*INSTRUCTIONS TO FOLLOW*.
Locate the word "title" in the entries below, then gather every line that holds it.

— START —

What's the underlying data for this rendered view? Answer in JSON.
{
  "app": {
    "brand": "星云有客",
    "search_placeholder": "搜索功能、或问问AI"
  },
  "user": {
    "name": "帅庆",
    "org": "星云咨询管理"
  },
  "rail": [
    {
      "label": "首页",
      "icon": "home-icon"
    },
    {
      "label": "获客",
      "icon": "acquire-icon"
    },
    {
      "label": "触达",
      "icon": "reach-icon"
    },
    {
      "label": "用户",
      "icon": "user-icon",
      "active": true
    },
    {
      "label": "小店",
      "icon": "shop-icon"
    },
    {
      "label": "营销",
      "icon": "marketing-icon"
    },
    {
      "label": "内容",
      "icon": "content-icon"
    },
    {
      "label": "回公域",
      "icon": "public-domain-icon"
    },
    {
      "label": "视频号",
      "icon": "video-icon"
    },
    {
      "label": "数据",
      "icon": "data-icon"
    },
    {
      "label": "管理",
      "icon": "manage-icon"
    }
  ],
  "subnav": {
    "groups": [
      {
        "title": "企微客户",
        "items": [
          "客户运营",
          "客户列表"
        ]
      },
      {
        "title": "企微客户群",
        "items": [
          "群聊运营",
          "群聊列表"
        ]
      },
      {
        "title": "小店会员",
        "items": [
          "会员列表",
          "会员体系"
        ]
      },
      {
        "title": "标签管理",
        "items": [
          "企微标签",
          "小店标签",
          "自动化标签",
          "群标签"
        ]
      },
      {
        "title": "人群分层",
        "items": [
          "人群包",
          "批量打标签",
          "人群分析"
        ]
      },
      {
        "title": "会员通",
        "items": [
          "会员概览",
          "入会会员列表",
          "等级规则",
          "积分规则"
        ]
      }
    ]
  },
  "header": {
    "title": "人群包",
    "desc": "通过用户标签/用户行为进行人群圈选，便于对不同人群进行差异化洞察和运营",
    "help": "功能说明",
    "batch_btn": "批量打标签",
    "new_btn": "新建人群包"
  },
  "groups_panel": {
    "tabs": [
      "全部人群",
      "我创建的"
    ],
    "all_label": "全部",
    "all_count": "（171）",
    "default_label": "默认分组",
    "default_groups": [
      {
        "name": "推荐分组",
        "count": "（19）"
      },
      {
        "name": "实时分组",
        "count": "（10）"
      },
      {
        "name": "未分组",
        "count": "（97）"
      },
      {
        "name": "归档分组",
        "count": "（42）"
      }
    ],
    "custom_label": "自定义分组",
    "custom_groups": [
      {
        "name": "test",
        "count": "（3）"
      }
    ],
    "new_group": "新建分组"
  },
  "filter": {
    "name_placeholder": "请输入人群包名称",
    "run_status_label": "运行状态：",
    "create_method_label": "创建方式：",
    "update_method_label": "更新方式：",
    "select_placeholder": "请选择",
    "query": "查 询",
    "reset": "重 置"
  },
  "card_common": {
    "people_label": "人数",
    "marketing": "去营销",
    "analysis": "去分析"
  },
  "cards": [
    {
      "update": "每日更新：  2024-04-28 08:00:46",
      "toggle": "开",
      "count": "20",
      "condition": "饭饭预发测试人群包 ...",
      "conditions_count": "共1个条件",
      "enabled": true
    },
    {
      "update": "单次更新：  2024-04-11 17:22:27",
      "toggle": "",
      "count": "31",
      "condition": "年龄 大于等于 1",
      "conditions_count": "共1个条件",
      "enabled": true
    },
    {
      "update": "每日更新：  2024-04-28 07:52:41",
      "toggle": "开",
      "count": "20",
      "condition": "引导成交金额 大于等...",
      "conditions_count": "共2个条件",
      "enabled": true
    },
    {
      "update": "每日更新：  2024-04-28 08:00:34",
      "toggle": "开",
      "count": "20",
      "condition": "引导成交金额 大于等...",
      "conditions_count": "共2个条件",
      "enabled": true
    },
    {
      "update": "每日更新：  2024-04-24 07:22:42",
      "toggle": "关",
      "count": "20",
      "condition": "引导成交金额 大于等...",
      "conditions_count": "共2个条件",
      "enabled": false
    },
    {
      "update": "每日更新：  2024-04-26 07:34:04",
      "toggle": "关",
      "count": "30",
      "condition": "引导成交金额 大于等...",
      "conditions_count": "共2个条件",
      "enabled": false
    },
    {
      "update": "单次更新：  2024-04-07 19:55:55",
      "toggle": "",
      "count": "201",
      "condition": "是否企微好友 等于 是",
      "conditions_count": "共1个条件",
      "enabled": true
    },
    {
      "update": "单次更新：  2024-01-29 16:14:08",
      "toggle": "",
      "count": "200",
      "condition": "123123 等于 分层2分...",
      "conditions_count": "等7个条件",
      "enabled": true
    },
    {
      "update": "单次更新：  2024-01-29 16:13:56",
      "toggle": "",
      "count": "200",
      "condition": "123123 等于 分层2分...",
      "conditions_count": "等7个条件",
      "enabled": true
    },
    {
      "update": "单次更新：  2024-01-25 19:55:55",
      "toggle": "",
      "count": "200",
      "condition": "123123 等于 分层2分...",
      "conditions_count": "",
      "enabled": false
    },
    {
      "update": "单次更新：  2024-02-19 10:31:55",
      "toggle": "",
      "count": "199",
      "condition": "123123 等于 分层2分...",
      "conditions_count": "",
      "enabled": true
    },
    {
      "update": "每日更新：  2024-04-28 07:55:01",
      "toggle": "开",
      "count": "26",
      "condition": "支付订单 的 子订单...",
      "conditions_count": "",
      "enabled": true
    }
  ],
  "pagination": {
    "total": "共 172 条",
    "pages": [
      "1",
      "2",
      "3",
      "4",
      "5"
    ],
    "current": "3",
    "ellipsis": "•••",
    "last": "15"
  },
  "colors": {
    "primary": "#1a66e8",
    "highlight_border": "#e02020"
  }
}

— END —

*TASK RESPONSE*.
        "title": "企微客户",
        "title": "企微客户群",
        "title": "小店会员",
        "title": "标签管理",
        "title": "人群分层",
        "title": "会员通",
    "title": "人群包",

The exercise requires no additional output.